What is the number of lines in the entries that include the word "Ginseng"? Respond with the number only.

Collected data
○ ○ ○ ○ ○

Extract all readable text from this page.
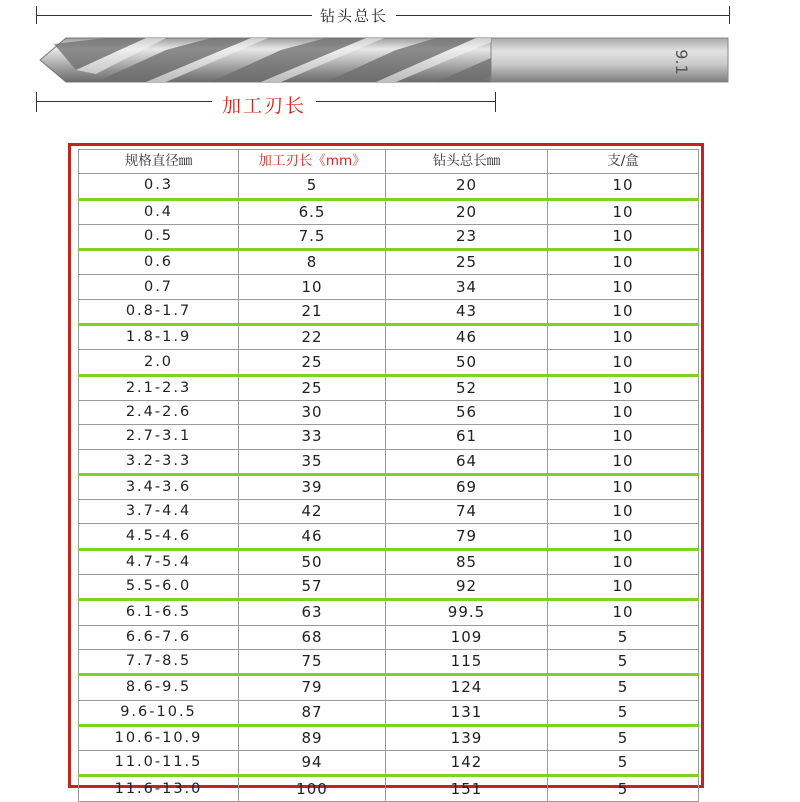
钻头总长
9.1
加工刃长
规格直径㎜	加工刃长《mm》	钻头总长㎜	支/盒
0.3	5	20	10
0.4	6.5	20	10
0.5	7.5	23	10
0.6	8	25	10
0.7	10	34	10
0.8-1.7	21	43	10
1.8-1.9	22	46	10
2.0	25	50	10
2.1-2.3	25	52	10
2.4-2.6	30	56	10
2.7-3.1	33	61	10
3.2-3.3	35	64	10
3.4-3.6	39	69	10
3.7-4.4	42	74	10
4.5-4.6	46	79	10
4.7-5.4	50	85	10
5.5-6.0	57	92	10
6.1-6.5	63	99.5	10
6.6-7.6	68	109	5
7.7-8.5	75	115	5
8.6-9.5	79	124	5
9.6-10.5	87	131	5
10.6-10.9	89	139	5
11.0-11.5	94	142	5
11.6-13.0	100	151	5
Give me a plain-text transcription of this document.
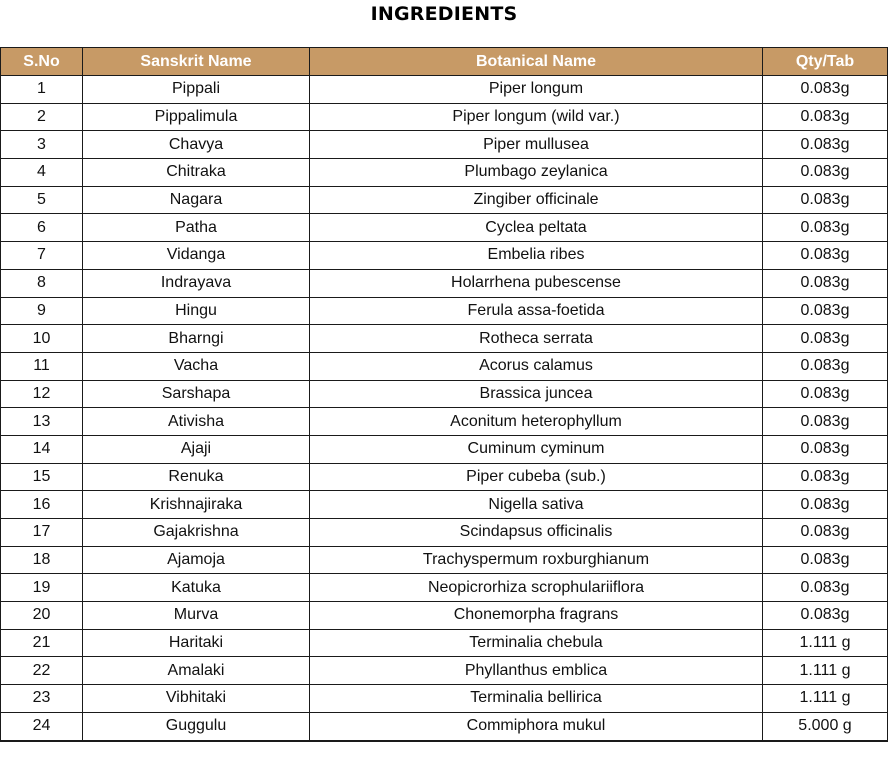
INGREDIENTS
S.No	Sanskrit Name	Botanical Name	Qty/Tab
1	Pippali	Piper longum	0.083g
2	Pippalimula	Piper longum (wild var.)	0.083g
3	Chavya	Piper mullusea	0.083g
4	Chitraka	Plumbago zeylanica	0.083g
5	Nagara	Zingiber officinale	0.083g
6	Patha	Cyclea peltata	0.083g
7	Vidanga	Embelia ribes	0.083g
8	Indrayava	Holarrhena pubescense	0.083g
9	Hingu	Ferula assa-foetida	0.083g
10	Bharngi	Rotheca serrata	0.083g
11	Vacha	Acorus calamus	0.083g
12	Sarshapa	Brassica juncea	0.083g
13	Ativisha	Aconitum heterophyllum	0.083g
14	Ajaji	Cuminum cyminum	0.083g
15	Renuka	Piper cubeba (sub.)	0.083g
16	Krishnajiraka	Nigella sativa	0.083g
17	Gajakrishna	Scindapsus officinalis	0.083g
18	Ajamoja	Trachyspermum roxburghianum	0.083g
19	Katuka	Neopicrorhiza scrophulariiflora	0.083g
20	Murva	Chonemorpha fragrans	0.083g
21	Haritaki	Terminalia chebula	1.111 g
22	Amalaki	Phyllanthus emblica	1.111 g
23	Vibhitaki	Terminalia bellirica	1.111 g
24	Guggulu	Commiphora mukul	5.000 g
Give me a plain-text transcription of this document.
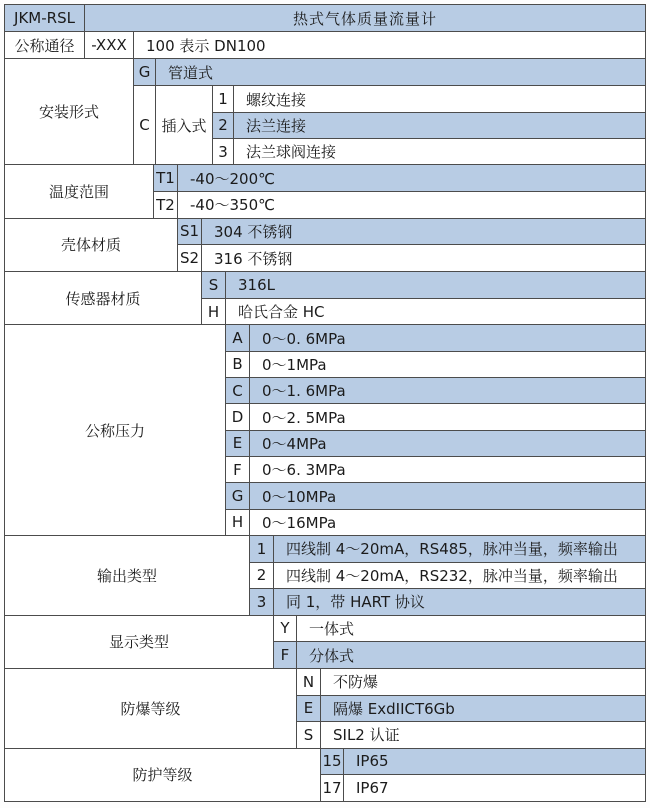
JKM-RSL	热式气体质量流量计
公称通径	-XXX	100 表示 DN100
安装形式
G	管道式
C 插入式
1	螺纹连接
2	法兰连接
3	法兰球阀连接
温度范围
T1	-40～200℃
T2	-40～350℃
壳体材质
S1 304 不锈钢
S2 316 不锈钢
传感器材质
S	316L
H	哈氏合金 HC
公称压力
A	0～0. 6MPa
B	0～1MPa
C	0～1. 6MPa
D	0～2. 5MPa
E	0～4MPa
F	0～6. 3MPa
G	0～10MPa
H	0～16MPa
输出类型
1	四线制 4～20mA，RS485，脉冲当量，频率输出
2	四线制 4～20mA，RS232，脉冲当量，频率输出
3	同 1，带 HART 协议
显示类型
Y	一体式
F	分体式
防爆等级
N	不防爆
E	隔爆 ExdIICT6Gb
S	SIL2 认证
防护等级
15 IP65
17 IP67
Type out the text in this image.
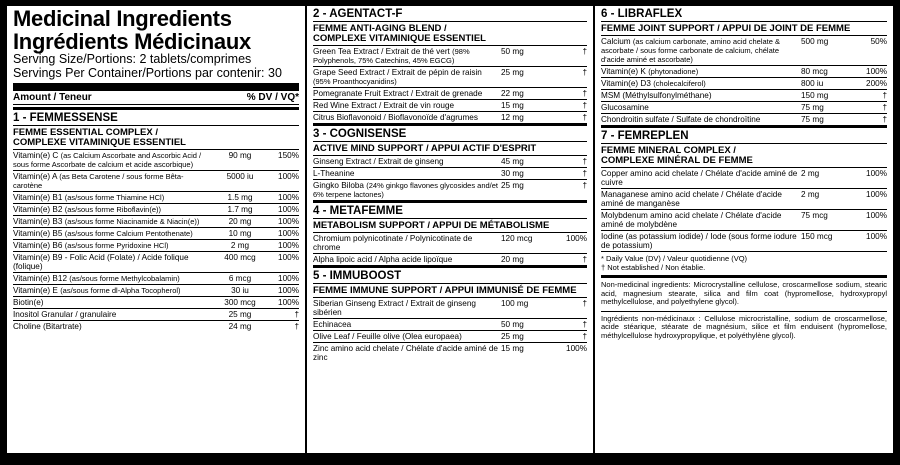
Medicinal Ingredients
Ingrédients Médicinaux
Serving Size/Portions: 2 tablets/comprimes
Servings Per Container/Portions par contenir: 30
Amount / Teneur	% DV / VQ*
1 - FEMMESSENSE
FEMME ESSENTIAL COMPLEX /
COMPLEXE VITAMINIQUE ESSENTIEL
Vitamin(e) C (as Calcium Ascorbate and Ascorbic Acid / sous forme Ascorbate de calcium et acide ascorbique)
90 mg	150%
Vitamin(e) A (as Beta Carotene / sous forme Bêta-carotène
5000 iu	100%
Vitamin(e) B1 (as/sous forme Thiamine HCl)	1.5 mg	100%
Vitamin(e) B2 (as/sous forme Riboflavin(e))	1.7 mg	100%
Vitamin(e) B3 (as/sous forme Niacinamide & Niacin(e))	20 mg	100%
Vitamin(e) B5 (as/sous forme Calcium Pentothenate)	10 mg	100%
Vitamin(e) B6 (as/sous forme Pyridoxine HCl)	2 mg	100%
Vitamin(e) B9 - Folic Acid (Folate) / Acide folique (folique)
400 mcg	100%
Vitamin(e) B12 (as/sous forme Methylcobalamin)	6 mcg	100%
Vitamin(e) E (as/sous forme dl-Alpha Tocopherol)	30 iu	100%
Biotin(e)	300 mcg	100%
Inositol Granular / granulaire	25 mg	†
Choline (Bitartrate)	24 mg	†
2 - AGENTACT-F
FEMME ANTI-AGING BLEND /
COMPLEXE VITAMINIQUE ESSENTIEL
Green Tea Extract / Extrait de thé vert (98% Polyphenols, 75% Catechins, 45% EGCG)
50 mg	†
Grape Seed Extract / Extrait de pépin de raisin (95% Proanthocyanidins)
25 mg	†
Pomegranate Fruit Extract / Extrait de grenade	22 mg	†
Red Wine Extract / Extrait de vin rouge	15 mg	†
Citrus Bioflavonoid / Bioflavonoïde d'agrumes	12 mg	†
3 - COGNISENSE
ACTIVE MIND SUPPORT / APPUI ACTIF D'ESPRIT
Ginseng Extract / Extrait de ginseng	45 mg	†
L-Theanine	30 mg	†
Gingko Biloba (24% ginkgo flavones glycosides and/et 6% terpene lactones)
25 mg	†
4 - METAFEMME
METABOLISM SUPPORT / APPUI DE MÉTABOLISME
Chromium polynicotinate / Polynicotinate de chrome
120 mcg	100%
Alpha lipoic acid / Alpha acide lipoïque	20 mg	†
5 - IMMUBOOST
FEMME IMMUNE SUPPORT / APPUI IMMUNISÉ DE FEMME
Siberian Ginseng Extract / Extrait de ginseng sibérien
100 mg	†
Echinacea	50 mg	†
Olive Leaf / Feuille olive (Olea europaea)	25 mg	†
Zinc amino acid chelate / Chélate d'acide aminé de zinc
15 mg	100%
6 - LIBRAFLEX
FEMME JOINT SUPPORT / APPUI DE JOINT DE FEMME
Calcium (as calcium carbonate, amino acid chelate & ascorbate / sous forme carbonate de calcium, chélate d'acide aminé et ascorbate)
500 mg	50%
Vitamin(e) K (phytonadione)	80 mcg	100%
Vitamin(e) D3 (cholecalciferol)	800 iu	200%
MSM (Méthylsulfonylméthane)	150 mg	†
Glucosamine	75 mg	†
Chondroitin sulfate / Sulfate de chondroïtine	75 mg	†
7 - FEMREPLEN
FEMME MINERAL COMPLEX /
COMPLEXE MINÉRAL DE FEMME
Copper amino acid chelate / Chélate d'acide aminé de cuivre
2 mg	100%
Managanese amino acid chelate / Chélate d'acide aminé de manganèse
2 mg	100%
Molybdenum amino acid chelate / Chélate d'acide aminé de molybdène
75 mcg	100%
Iodine (as potassium iodide) / Iode (sous forme iodure de potassium)
150 mcg	100%
* Daily Value (DV) / Valeur quotidienne (VQ)
† Not established / Non établie.
Non-medicinal ingredients: Microcrystalline cellulose, croscarmellose sodium, stearic acid, magnesium stearate, silica and film coat (hypromellose, hydroxypropyl methylcellulose, and polyethylene glycol).
Ingrédients non-médicinaux : Cellulose microcristalline, sodium de croscarmellose, acide stéarique, stéarate de magnésium, silice et film enduisent (hypromellose, méthylcellulose hydroxypropylique, et polyéthylène glycol).
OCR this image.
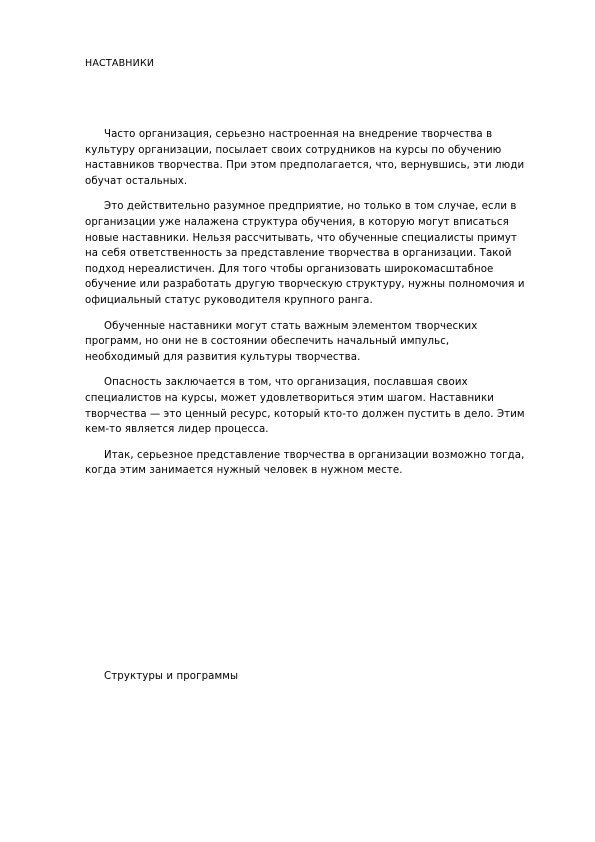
НАСТАВНИКИ

Часто организация, серьезно настроенная на внедрение творчества в
культуру организации, посылает своих сотрудников на курсы по обучению
наставников творчества. При этом предполагается, что, вернувшись, эти люди
обучат остальных.

Это действительно разумное предприятие, но только в том случае, если в
организации уже налажена структура обучения, в которую могут вписаться
новые наставники. Нельзя рассчитывать, что обученные специалисты примут
на себя ответственность за представление творчества в организации. Такой
подход нереалистичен. Для того чтобы организовать широкомасштабное
обучение или разработать другую творческую структуру, нужны полномочия и
официальный статус руководителя крупного ранга.

Обученные наставники могут стать важным элементом творческих
программ, но они не в состоянии обеспечить начальный импульс,
необходимый для развития культуры творчества.

Опасность заключается в том, что организация, пославшая своих
специалистов на курсы, может удовлетвориться этим шагом. Наставники
творчества — это ценный ресурс, который кто-то должен пустить в дело. Этим
кем-то является лидер процесса.

Итак, серьезное представление творчества в организации возможно тогда,
когда этим занимается нужный человек в нужном месте.

Структуры и программы
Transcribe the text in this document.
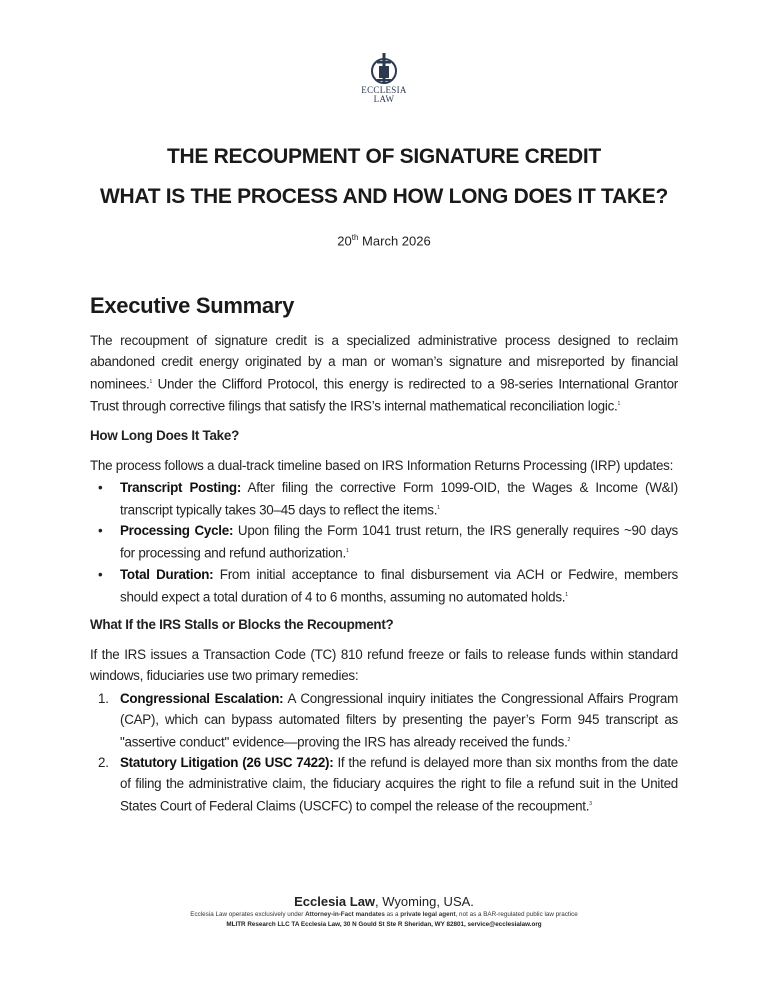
ECCLESIA
LAW
THE RECOUPMENT OF SIGNATURE CREDIT
WHAT IS THE PROCESS AND HOW LONG DOES IT TAKE?
20th March 2026
Executive Summary
The recoupment of signature credit is a specialized administrative process designed to reclaim abandoned credit energy originated by a man or woman’s signature and misreported by financial nominees.$^1$ Under the Clifford Protocol, this energy is redirected to a 98-series International Grantor Trust through corrective filings that satisfy the IRS’s internal mathematical reconciliation logic.$^1$
How Long Does It Take?
The process follows a dual-track timeline based on IRS Information Returns Processing (IRP) updates:
• Transcript Posting: After filing the corrective Form 1099-OID, the Wages & Income (W&I) transcript typically takes 30–45 days to reflect the items.$^1$
• Processing Cycle: Upon filing the Form 1041 trust return, the IRS generally requires ~90 days for processing and refund authorization.$^1$
• Total Duration: From initial acceptance to final disbursement via ACH or Fedwire, members should expect a total duration of 4 to 6 months, assuming no automated holds.$^1$
What If the IRS Stalls or Blocks the Recoupment?
If the IRS issues a Transaction Code (TC) 810 refund freeze or fails to release funds within standard windows, fiduciaries use two primary remedies:
1. Congressional Escalation: A Congressional inquiry initiates the Congressional Affairs Program (CAP), which can bypass automated filters by presenting the payer’s Form 945 transcript as "assertive conduct" evidence—proving the IRS has already received the funds.$^2$
2. Statutory Litigation (26 USC 7422): If the refund is delayed more than six months from the date of filing the administrative claim, the fiduciary acquires the right to file a refund suit in the United States Court of Federal Claims (USCFC) to compel the release of the recoupment.$^3$
Ecclesia Law, Wyoming, USA.
Ecclesia Law operates exclusively under Attorney-in-Fact mandates as a private legal agent, not as a BAR-regulated public law practice
MLITR Research LLC TA Ecclesia Law, 30 N Gould St Ste R Sheridan, WY 82801, service@ecclesialaw.org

○ ○ ○ ○ ○

**FULL SOLUTION**
2